Repeat each line of the material below exactly as it appears, minus any pictures.

-- Dataset content --
=-=-=-=-=

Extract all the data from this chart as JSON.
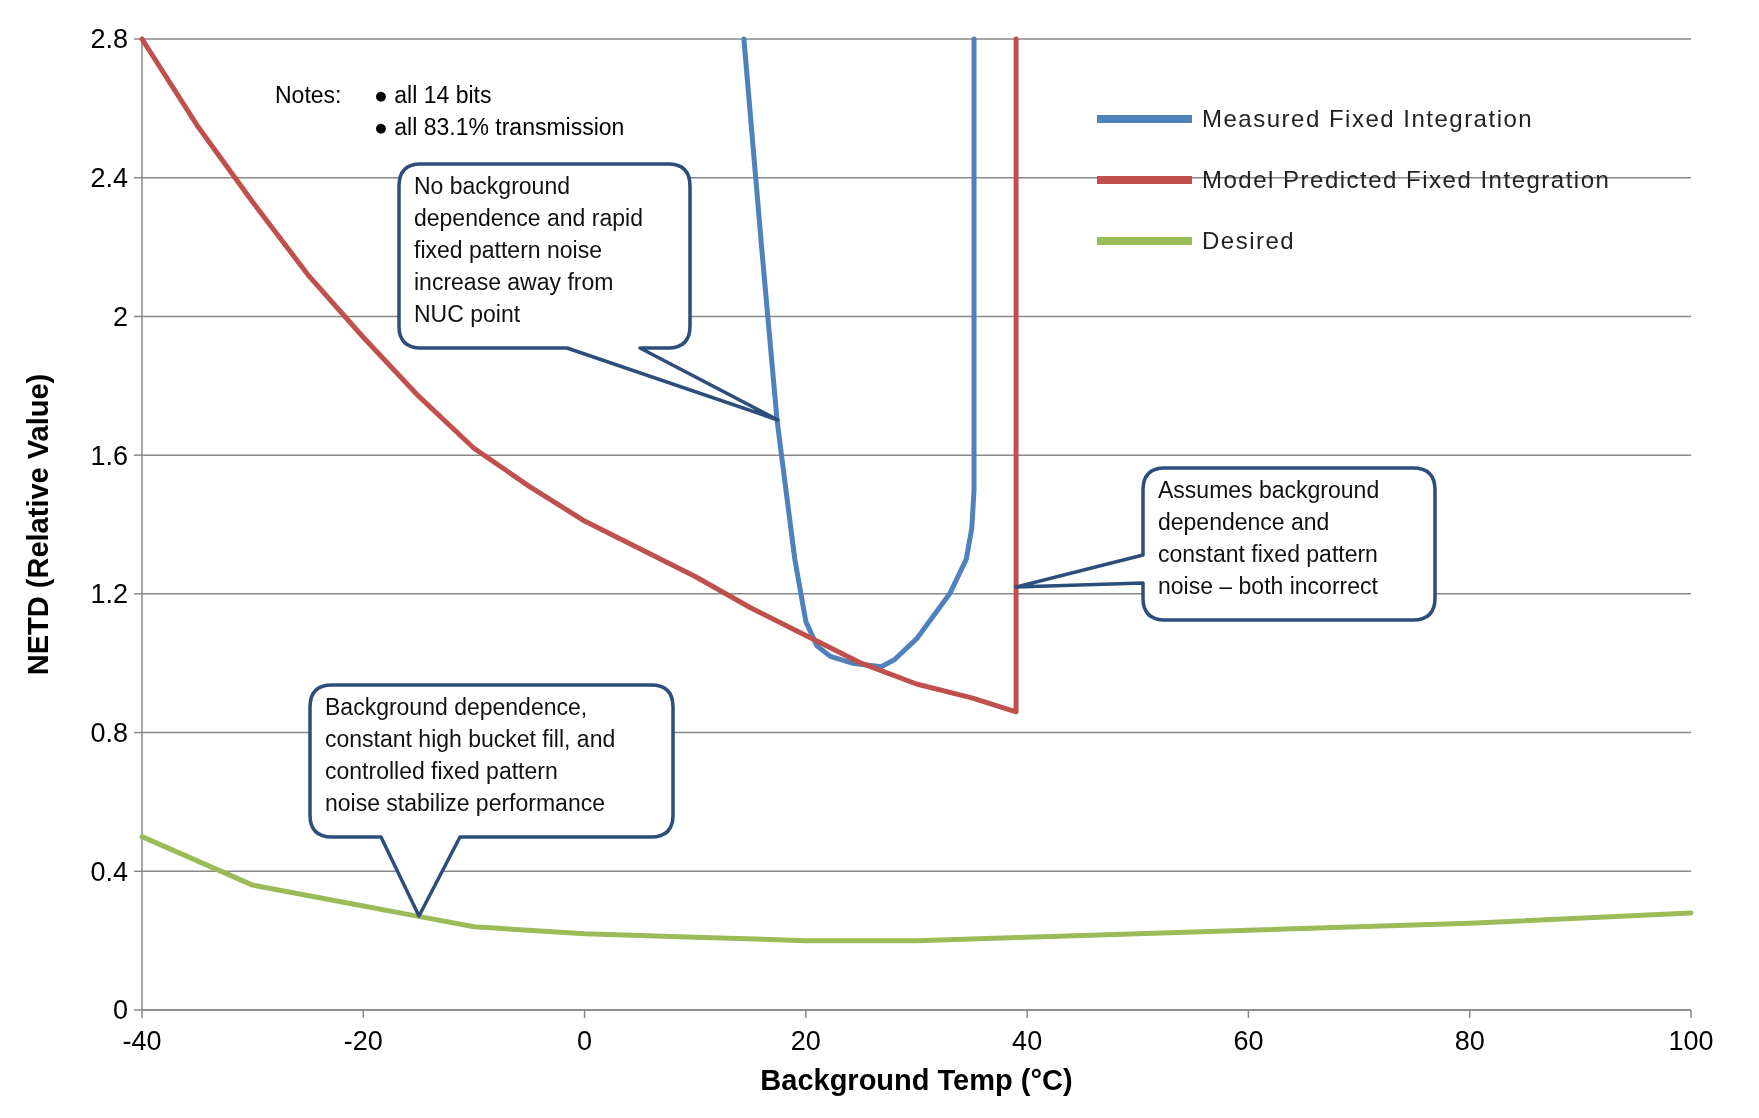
{
  "chart_data": {
    "type": "line",
    "xlabel": "Background Temp (°C)",
    "ylabel": "NETD (Relative Value)",
    "xlim": [
      -40,
      100
    ],
    "xticks": [
      -40,
      -20,
      0,
      20,
      40,
      60,
      80,
      100
    ],
    "ylim": [
      0,
      2.8
    ],
    "yticks": [
      0,
      0.4,
      0.8,
      1.2,
      1.6,
      2,
      2.4,
      2.8
    ],
    "grid": "y",
    "legend": "top right",
    "line_style": "solid",
    "marker": "none",
    "series": [
      {
        "name": "Measured Fixed Integration",
        "color": "#4f81bd",
        "x": [
          14.4,
          16,
          17.4,
          19,
          20,
          21,
          22.2,
          24.2,
          26.8,
          28,
          30,
          33,
          34.5,
          35,
          35.2,
          35.2
        ],
        "values": [
          2.8,
          2.2,
          1.7,
          1.3,
          1.12,
          1.05,
          1.02,
          1.0,
          0.99,
          1.01,
          1.07,
          1.2,
          1.3,
          1.39,
          1.5,
          2.8
        ]
      },
      {
        "name": "Model Predicted Fixed Integration",
        "color": "#c0504d",
        "x": [
          -40,
          -35,
          -30,
          -25,
          -20,
          -15,
          -10,
          -5,
          0,
          5,
          10,
          15,
          20,
          25,
          30,
          35,
          39,
          39
        ],
        "values": [
          2.8,
          2.55,
          2.33,
          2.12,
          1.94,
          1.77,
          1.62,
          1.51,
          1.41,
          1.33,
          1.25,
          1.16,
          1.08,
          1.0,
          0.94,
          0.9,
          0.86,
          2.8
        ]
      },
      {
        "name": "Desired",
        "color": "#9bbb59",
        "x": [
          -40,
          -30,
          -20,
          -15,
          -10,
          0,
          10,
          20,
          30,
          40,
          60,
          80,
          100
        ],
        "values": [
          0.5,
          0.36,
          0.3,
          0.27,
          0.24,
          0.22,
          0.21,
          0.2,
          0.2,
          0.21,
          0.23,
          0.25,
          0.28
        ]
      }
    ],
    "annotations": [
      "Notes:",
      "● all 14 bits",
      "● all 83.1% transmission",
      "No background\ndependence and rapid\nfixed pattern noise\nincrease away from\nNUC point",
      "Assumes background\ndependence and\nconstant fixed pattern\nnoise – both incorrect",
      "Background dependence,\nconstant high bucket fill, and\ncontrolled fixed pattern\nnoise stabilize performance"
    ]
  }
}
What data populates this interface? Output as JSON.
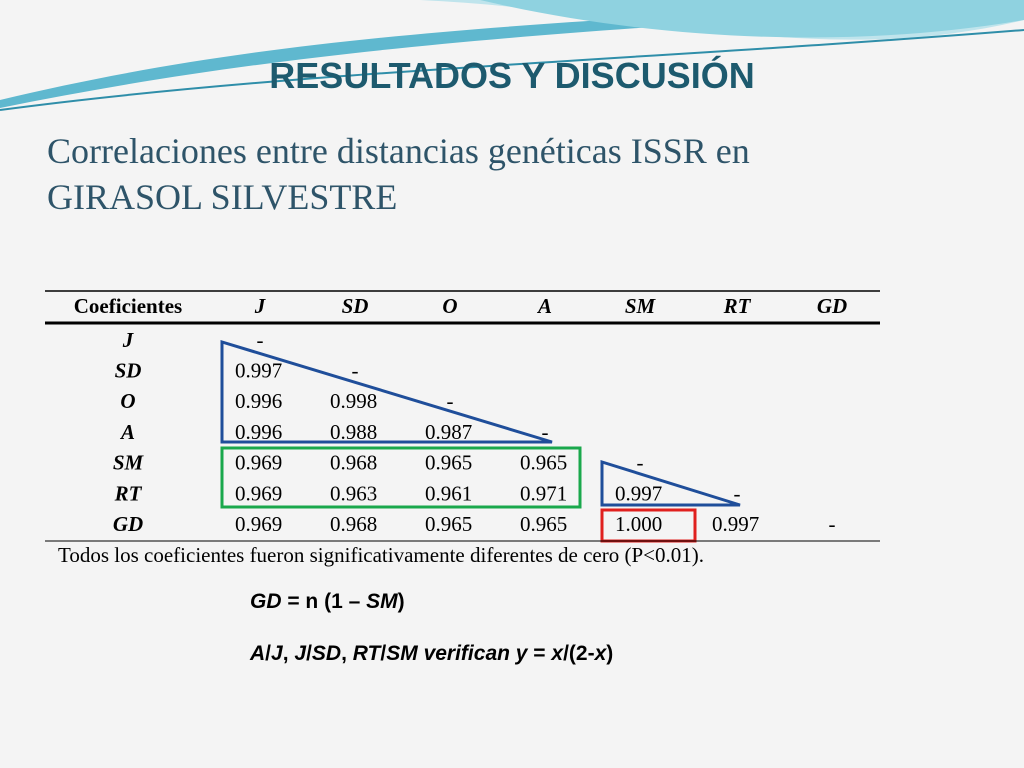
{
  "header": {
    "title": "RESULTADOS Y DISCUSIÓN",
    "subtitle": "Correlaciones entre distancias genéticas ISSR en GIRASOL SILVESTRE"
  },
  "table": {
    "columns": [
      "Coeficientes",
      "J",
      "SD",
      "O",
      "A",
      "SM",
      "RT",
      "GD"
    ],
    "rows": [
      [
        "J",
        "-"
      ],
      [
        "SD",
        "0.997",
        "-"
      ],
      [
        "O",
        "0.996",
        "0.998",
        "-"
      ],
      [
        "A",
        "0.996",
        "0.988",
        "0.987",
        "-"
      ],
      [
        "SM",
        "0.969",
        "0.968",
        "0.965",
        "0.965",
        "-"
      ],
      [
        "RT",
        "0.969",
        "0.963",
        "0.961",
        "0.971",
        "0.997",
        "-"
      ],
      [
        "GD",
        "0.969",
        "0.968",
        "0.965",
        "0.965",
        "1.000",
        "0.997",
        "-"
      ]
    ],
    "note": "Todos los coeficientes fueron significativamente diferentes de cero (P<0.01)."
  },
  "formulas": [
    [
      {
        "text": "GD",
        "italic": true
      },
      {
        "text": " = n (1 – ",
        "italic": false
      },
      {
        "text": "SM",
        "italic": true
      },
      {
        "text": ")",
        "italic": false
      }
    ],
    [
      {
        "text": "A",
        "italic": true
      },
      {
        "text": "/",
        "italic": false
      },
      {
        "text": "J",
        "italic": true
      },
      {
        "text": ", ",
        "italic": false
      },
      {
        "text": "J",
        "italic": true
      },
      {
        "text": "/",
        "italic": false
      },
      {
        "text": "SD",
        "italic": true
      },
      {
        "text": ", ",
        "italic": false
      },
      {
        "text": "RT",
        "italic": true
      },
      {
        "text": "/",
        "italic": false
      },
      {
        "text": "SM verifican y",
        "italic": true
      },
      {
        "text": " = ",
        "italic": false
      },
      {
        "text": "x",
        "italic": true
      },
      {
        "text": "/(2-",
        "italic": false
      },
      {
        "text": "x",
        "italic": true
      },
      {
        "text": ")",
        "italic": false
      }
    ]
  ]
}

=-=-=-=-=

-- Written response --
Extract all the data from this chart as JSON.
{
  "chart_data": {
    "type": "line",
    "xlabel": "Background Temp (°C)",
    "ylabel": "NETD (Relative Value)",
    "xlim": [
      -40,
      100
    ],
    "xticks": [
      -40,
      -20,
      0,
      20,
      40,
      60,
      80,
      100
    ],
    "ylim": [
      0,
      2.8
    ],
    "yticks": [
      0,
      0.4,
      0.8,
      1.2,
      1.6,
      2,
      2.4,
      2.8
    ],
    "grid": "y",
    "legend": "top right",
    "line_style": "solid",
    "marker": "none",
    "series": [
      {
        "name": "Measured Fixed Integration",
        "color": "#4f81bd",
        "x": [
          14.4,
          16,
          17.4,
          19,
          20,
          21,
          22.2,
          24.2,
          26.8,
          28,
          30,
          33,
          34.5,
          35,
          35.2,
          35.2
        ],
        "values": [
          2.8,
          2.2,
          1.7,
          1.3,
          1.12,
          1.05,
          1.02,
          1.0,
          0.99,
          1.01,
          1.07,
          1.2,
          1.3,
          1.39,
          1.5,
          2.8
        ]
      },
      {
        "name": "Model Predicted Fixed Integration",
        "color": "#c0504d",
        "x": [
          -40,
          -35,
          -30,
          -25,
          -20,
          -15,
          -10,
          -5,
          0,
          5,
          10,
          15,
          20,
          25,
          30,
          35,
          39,
          39
        ],
        "values": [
          2.8,
          2.55,
          2.33,
          2.12,
          1.94,
          1.77,
          1.62,
          1.51,
          1.41,
          1.33,
          1.25,
          1.16,
          1.08,
          1.0,
          0.94,
          0.9,
          0.86,
          2.8
        ]
      },
      {
        "name": "Desired",
        "color": "#9bbb59",
        "x": [
          -40,
          -30,
          -20,
          -15,
          -10,
          0,
          10,
          20,
          30,
          40,
          60,
          80,
          100
        ],
        "values": [
          0.5,
          0.36,
          0.3,
          0.27,
          0.24,
          0.22,
          0.21,
          0.2,
          0.2,
          0.21,
          0.23,
          0.25,
          0.28
        ]
      }
    ],
    "annotations": [
      "Notes:",
      "● all 14 bits",
      "● all 83.1% transmission",
      "No background\ndependence and rapid\nfixed pattern noise\nincrease away from\nNUC point",
      "Assumes background\ndependence and\nconstant fixed pattern\nnoise – both incorrect",
      "Background dependence,\nconstant high bucket fill, and\ncontrolled fixed pattern\nnoise stabilize performance"
    ]
  }
}
What data populates this interface? Output as JSON.
{
  "header": {
    "title": "RESULTADOS Y DISCUSIÓN",
    "subtitle": "Correlaciones entre distancias genéticas ISSR en GIRASOL SILVESTRE"
  },
  "table": {
    "columns": [
      "Coeficientes",
      "J",
      "SD",
      "O",
      "A",
      "SM",
      "RT",
      "GD"
    ],
    "rows": [
      [
        "J",
        "-"
      ],
      [
        "SD",
        "0.997",
        "-"
      ],
      [
        "O",
        "0.996",
        "0.998",
        "-"
      ],
      [
        "A",
        "0.996",
        "0.988",
        "0.987",
        "-"
      ],
      [
        "SM",
        "0.969",
        "0.968",
        "0.965",
        "0.965",
        "-"
      ],
      [
        "RT",
        "0.969",
        "0.963",
        "0.961",
        "0.971",
        "0.997",
        "-"
      ],
      [
        "GD",
        "0.969",
        "0.968",
        "0.965",
        "0.965",
        "1.000",
        "0.997",
        "-"
      ]
    ],
    "note": "Todos los coeficientes fueron significativamente diferentes de cero (P<0.01)."
  },
  "formulas": [
    [
      {
        "text": "GD",
        "italic": true
      },
      {
        "text": " = n (1 – ",
        "italic": false
      },
      {
        "text": "SM",
        "italic": true
      },
      {
        "text": ")",
        "italic": false
      }
    ],
    [
      {
        "text": "A",
        "italic": true
      },
      {
        "text": "/",
        "italic": false
      },
      {
        "text": "J",
        "italic": true
      },
      {
        "text": ", ",
        "italic": false
      },
      {
        "text": "J",
        "italic": true
      },
      {
        "text": "/",
        "italic": false
      },
      {
        "text": "SD",
        "italic": true
      },
      {
        "text": ", ",
        "italic": false
      },
      {
        "text": "RT",
        "italic": true
      },
      {
        "text": "/",
        "italic": false
      },
      {
        "text": "SM verifican y",
        "italic": true
      },
      {
        "text": " = ",
        "italic": false
      },
      {
        "text": "x",
        "italic": true
      },
      {
        "text": "/(2-",
        "italic": false
      },
      {
        "text": "x",
        "italic": true
      },
      {
        "text": ")",
        "italic": false
      }
    ]
  ]
}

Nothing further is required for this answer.